EXERCISE GOAL | Isolate every line in the records below with "рычаг" in it.

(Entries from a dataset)
— Start —

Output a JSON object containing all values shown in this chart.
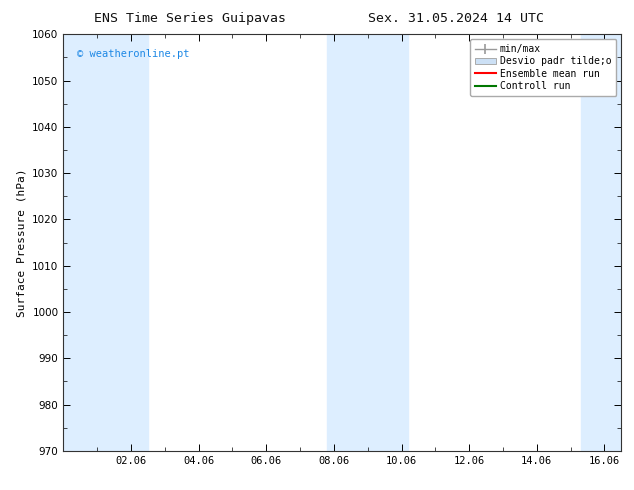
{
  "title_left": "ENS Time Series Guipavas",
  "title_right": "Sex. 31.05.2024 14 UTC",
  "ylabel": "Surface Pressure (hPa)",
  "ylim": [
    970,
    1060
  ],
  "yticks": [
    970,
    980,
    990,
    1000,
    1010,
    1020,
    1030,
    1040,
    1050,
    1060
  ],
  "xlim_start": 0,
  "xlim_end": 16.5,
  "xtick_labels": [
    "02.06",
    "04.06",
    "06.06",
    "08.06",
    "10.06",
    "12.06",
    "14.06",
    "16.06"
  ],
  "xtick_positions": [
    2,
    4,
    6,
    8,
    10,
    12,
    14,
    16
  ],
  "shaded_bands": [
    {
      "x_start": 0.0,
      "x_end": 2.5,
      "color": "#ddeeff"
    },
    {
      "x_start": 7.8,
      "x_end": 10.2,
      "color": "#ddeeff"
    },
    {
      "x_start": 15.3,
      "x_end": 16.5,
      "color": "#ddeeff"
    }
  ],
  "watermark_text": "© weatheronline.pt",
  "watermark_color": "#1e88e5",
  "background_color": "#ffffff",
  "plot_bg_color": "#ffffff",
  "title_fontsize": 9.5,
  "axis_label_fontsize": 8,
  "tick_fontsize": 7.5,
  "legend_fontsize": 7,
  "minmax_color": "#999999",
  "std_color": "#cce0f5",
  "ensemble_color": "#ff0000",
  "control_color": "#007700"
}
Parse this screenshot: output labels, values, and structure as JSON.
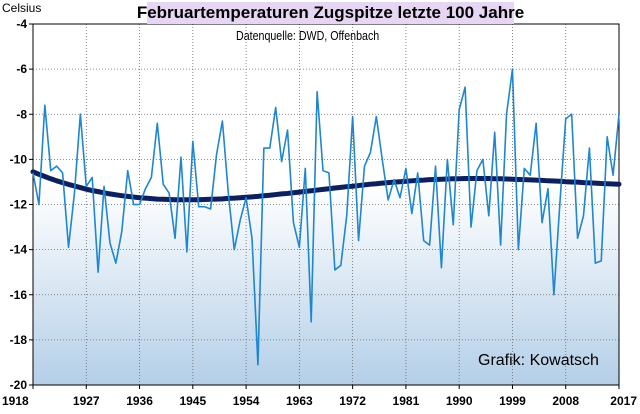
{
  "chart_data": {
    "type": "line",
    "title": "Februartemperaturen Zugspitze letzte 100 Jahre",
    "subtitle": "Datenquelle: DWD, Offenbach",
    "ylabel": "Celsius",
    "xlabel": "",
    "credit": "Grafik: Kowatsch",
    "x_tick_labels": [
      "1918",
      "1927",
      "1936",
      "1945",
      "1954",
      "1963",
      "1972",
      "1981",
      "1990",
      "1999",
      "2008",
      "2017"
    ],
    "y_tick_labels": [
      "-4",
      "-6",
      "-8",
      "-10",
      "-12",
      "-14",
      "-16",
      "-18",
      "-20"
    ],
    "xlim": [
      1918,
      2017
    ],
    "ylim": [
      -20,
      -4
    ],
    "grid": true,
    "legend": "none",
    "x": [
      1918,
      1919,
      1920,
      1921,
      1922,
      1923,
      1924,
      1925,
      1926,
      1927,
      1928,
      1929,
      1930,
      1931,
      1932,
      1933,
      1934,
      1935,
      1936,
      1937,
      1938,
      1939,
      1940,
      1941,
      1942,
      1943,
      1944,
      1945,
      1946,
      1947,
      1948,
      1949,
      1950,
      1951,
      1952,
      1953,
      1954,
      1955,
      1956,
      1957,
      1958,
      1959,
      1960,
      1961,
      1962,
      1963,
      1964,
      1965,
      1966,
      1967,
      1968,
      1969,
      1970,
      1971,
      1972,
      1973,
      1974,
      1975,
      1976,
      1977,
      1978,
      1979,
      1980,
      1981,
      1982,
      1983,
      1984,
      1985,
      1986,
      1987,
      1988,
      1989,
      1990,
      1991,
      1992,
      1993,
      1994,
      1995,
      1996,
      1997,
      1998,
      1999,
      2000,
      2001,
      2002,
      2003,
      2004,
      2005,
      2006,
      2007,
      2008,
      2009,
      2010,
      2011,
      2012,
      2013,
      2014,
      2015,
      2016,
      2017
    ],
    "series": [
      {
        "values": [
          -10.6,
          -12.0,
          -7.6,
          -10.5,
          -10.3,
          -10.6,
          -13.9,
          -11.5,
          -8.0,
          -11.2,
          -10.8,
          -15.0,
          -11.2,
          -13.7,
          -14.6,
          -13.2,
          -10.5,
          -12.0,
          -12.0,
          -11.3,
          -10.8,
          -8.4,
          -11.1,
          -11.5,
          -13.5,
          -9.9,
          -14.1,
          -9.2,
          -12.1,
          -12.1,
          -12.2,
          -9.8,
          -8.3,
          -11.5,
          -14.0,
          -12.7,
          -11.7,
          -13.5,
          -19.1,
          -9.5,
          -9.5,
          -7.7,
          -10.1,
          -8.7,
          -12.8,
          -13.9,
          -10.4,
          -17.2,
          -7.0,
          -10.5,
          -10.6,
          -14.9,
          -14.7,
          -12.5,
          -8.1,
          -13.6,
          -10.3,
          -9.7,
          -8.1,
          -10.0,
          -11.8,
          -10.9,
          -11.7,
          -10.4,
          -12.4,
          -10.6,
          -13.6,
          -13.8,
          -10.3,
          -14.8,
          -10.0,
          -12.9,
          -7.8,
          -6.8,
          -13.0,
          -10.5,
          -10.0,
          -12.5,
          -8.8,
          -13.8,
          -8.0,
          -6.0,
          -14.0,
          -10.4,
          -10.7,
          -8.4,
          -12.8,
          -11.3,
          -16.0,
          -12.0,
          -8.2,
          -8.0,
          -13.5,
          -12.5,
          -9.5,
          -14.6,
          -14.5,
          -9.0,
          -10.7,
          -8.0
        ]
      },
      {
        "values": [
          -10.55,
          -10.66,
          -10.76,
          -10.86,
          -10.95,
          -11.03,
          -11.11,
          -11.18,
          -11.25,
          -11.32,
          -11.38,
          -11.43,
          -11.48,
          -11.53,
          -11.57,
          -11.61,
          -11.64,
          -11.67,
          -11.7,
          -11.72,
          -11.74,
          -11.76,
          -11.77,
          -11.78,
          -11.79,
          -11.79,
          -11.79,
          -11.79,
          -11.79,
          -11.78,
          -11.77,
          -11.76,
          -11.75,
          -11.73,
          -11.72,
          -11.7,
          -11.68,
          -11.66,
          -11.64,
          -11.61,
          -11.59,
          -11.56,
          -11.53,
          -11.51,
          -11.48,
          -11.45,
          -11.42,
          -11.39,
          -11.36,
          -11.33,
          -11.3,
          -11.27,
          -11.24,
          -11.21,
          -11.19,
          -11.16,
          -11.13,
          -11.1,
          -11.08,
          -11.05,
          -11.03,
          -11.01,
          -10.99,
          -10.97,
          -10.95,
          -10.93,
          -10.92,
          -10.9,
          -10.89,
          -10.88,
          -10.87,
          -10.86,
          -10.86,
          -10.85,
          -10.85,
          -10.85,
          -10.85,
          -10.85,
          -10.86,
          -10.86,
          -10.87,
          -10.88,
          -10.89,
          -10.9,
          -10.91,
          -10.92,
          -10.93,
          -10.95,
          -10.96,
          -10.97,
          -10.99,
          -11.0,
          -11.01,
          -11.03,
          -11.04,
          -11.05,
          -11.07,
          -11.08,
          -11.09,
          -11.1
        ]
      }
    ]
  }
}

— End —
— Start —

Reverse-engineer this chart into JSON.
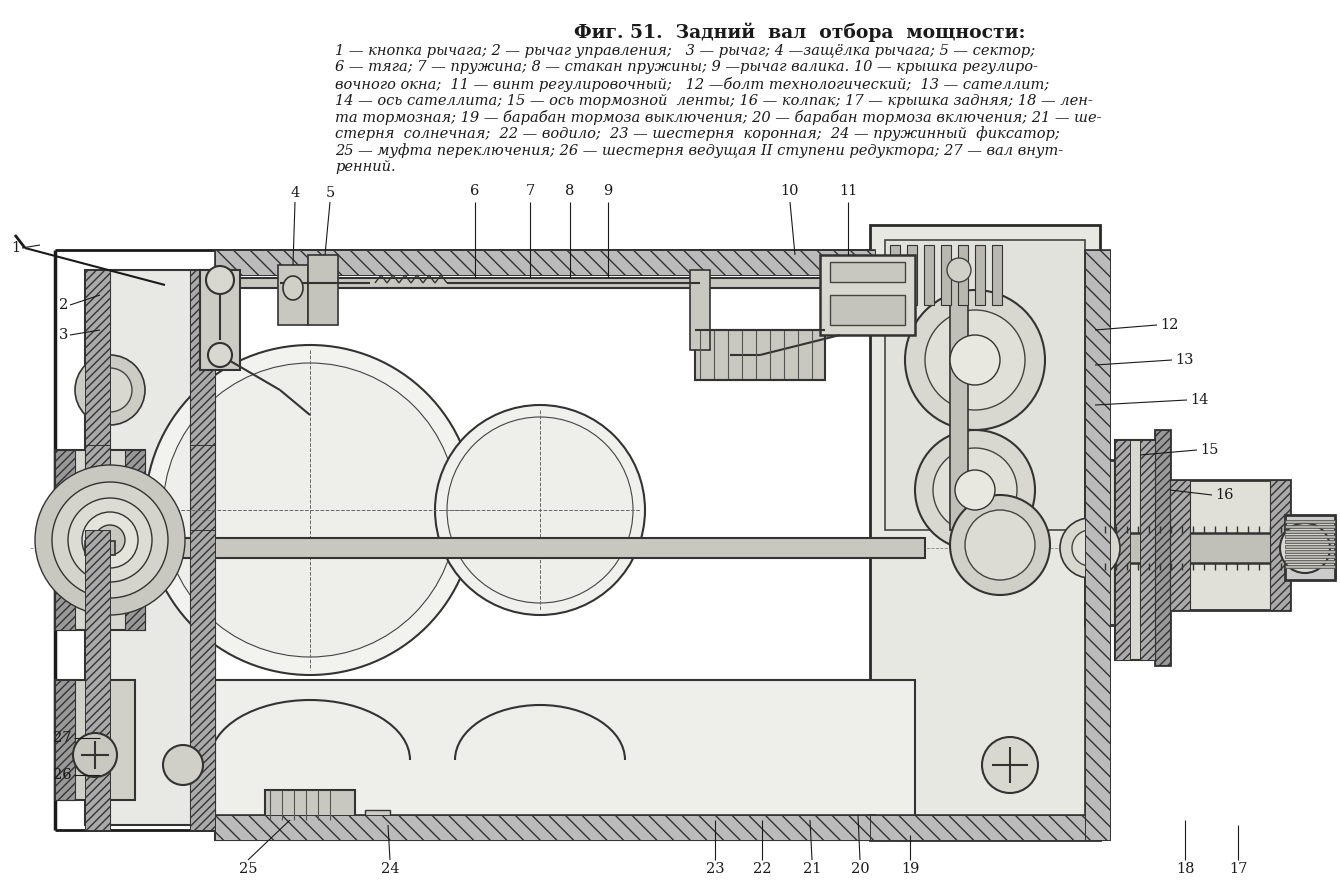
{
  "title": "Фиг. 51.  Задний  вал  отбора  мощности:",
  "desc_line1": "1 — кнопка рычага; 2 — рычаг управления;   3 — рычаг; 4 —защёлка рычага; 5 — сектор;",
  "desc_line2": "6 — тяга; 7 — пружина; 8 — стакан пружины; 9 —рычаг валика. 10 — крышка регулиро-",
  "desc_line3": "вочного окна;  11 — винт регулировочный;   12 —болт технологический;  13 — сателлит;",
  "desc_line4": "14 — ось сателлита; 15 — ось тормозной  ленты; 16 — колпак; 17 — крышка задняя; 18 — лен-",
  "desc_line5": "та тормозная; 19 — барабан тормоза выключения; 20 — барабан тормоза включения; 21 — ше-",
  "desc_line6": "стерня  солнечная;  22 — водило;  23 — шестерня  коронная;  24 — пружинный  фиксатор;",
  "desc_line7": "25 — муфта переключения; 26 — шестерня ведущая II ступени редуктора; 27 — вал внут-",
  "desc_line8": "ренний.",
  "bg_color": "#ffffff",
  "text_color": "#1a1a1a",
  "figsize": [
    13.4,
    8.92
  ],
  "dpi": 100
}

— End —
— Start —

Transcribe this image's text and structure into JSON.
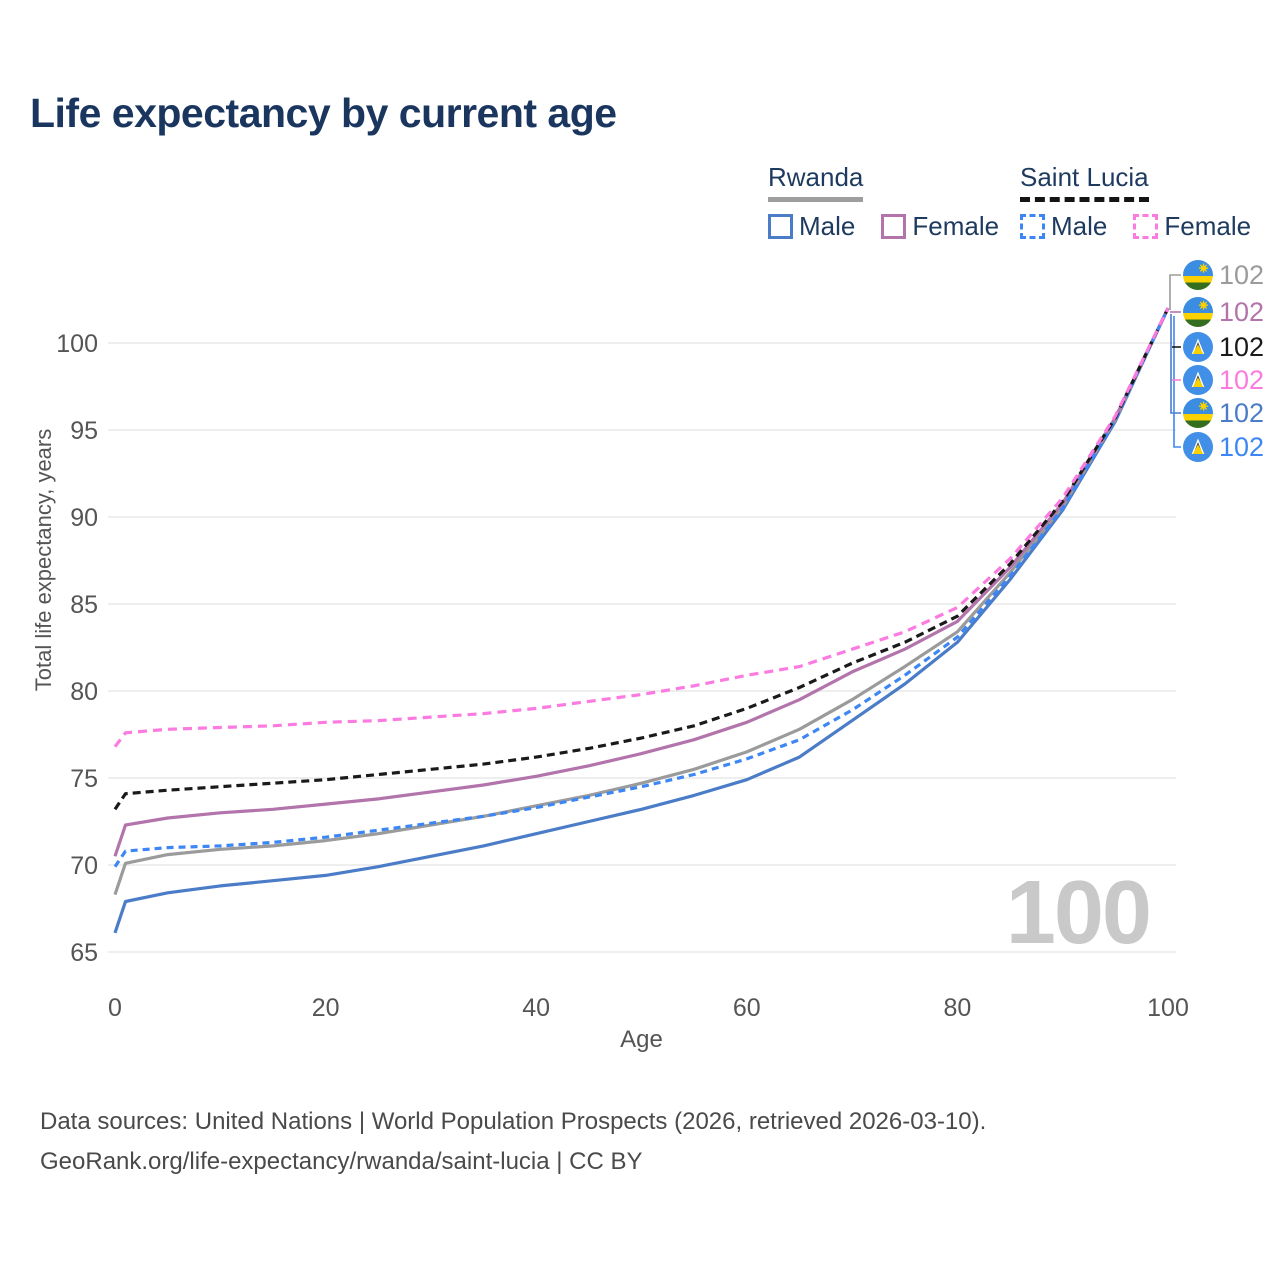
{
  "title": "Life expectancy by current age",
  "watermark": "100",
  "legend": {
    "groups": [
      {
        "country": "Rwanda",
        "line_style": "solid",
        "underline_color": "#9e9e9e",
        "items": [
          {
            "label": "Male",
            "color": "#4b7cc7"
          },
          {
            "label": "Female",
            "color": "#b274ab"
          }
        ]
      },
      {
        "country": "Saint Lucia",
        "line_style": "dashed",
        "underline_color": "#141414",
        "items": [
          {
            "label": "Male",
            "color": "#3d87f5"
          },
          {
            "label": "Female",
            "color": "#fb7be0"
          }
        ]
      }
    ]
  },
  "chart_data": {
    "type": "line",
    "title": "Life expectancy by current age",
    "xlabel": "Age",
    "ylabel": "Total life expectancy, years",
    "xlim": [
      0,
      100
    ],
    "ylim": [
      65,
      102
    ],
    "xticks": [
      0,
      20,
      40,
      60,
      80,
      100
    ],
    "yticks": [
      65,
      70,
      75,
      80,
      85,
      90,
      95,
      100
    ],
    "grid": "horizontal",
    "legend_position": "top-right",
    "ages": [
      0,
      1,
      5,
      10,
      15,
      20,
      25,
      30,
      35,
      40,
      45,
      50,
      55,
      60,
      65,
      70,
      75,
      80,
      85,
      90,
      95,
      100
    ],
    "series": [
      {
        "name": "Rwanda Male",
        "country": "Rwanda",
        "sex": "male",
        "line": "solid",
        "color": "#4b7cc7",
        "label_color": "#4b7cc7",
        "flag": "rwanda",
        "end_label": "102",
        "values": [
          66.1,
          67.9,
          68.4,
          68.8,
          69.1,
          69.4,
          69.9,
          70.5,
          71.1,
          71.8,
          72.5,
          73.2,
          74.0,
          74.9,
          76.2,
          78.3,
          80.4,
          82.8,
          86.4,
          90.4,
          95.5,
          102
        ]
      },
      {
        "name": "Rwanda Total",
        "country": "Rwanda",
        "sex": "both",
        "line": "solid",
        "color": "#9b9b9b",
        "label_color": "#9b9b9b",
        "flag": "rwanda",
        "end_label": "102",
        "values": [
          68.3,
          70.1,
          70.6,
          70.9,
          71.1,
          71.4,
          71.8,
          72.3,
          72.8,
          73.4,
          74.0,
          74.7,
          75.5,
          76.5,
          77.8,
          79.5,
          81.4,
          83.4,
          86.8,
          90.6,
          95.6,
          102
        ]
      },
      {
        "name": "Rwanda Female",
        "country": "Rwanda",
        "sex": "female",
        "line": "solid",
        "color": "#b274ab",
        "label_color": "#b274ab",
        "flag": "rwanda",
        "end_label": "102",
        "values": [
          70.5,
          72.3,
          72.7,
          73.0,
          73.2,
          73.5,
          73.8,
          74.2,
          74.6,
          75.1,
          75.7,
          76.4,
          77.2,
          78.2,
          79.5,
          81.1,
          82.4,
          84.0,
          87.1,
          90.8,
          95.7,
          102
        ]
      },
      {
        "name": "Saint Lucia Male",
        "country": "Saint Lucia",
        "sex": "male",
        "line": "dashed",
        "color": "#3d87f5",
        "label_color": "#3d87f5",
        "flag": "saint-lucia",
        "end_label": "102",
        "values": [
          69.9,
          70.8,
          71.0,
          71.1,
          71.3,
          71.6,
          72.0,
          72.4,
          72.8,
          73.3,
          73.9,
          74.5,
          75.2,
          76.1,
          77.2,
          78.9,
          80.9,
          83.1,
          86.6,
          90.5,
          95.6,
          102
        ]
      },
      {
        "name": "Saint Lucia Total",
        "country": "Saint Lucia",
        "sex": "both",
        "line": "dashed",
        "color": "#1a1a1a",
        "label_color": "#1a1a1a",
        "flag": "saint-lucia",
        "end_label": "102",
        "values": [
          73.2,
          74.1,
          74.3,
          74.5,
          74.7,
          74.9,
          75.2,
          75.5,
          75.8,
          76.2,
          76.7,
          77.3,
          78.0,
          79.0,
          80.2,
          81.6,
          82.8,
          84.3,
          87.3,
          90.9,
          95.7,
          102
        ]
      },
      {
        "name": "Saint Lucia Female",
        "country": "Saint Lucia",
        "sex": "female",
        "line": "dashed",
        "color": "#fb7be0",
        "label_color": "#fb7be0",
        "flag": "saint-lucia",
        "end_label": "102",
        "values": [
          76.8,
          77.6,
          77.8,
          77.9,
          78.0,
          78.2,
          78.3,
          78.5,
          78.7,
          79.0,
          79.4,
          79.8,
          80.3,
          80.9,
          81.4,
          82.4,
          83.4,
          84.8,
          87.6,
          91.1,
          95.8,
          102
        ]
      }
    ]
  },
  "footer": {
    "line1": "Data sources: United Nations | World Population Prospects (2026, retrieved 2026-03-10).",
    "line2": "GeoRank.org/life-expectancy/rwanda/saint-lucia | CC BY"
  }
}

— End —

COMPLETED TASK |
  "desc_line1": "1 — кнопка рычага; 2 — рычаг управления;   3 — рычаг; 4 —защёлка рычага; 5 — сектор;",
  "desc_line2": "6 — тяга; 7 — пружина; 8 — стакан пружины; 9 —рычаг валика. 10 — крышка регулиро-",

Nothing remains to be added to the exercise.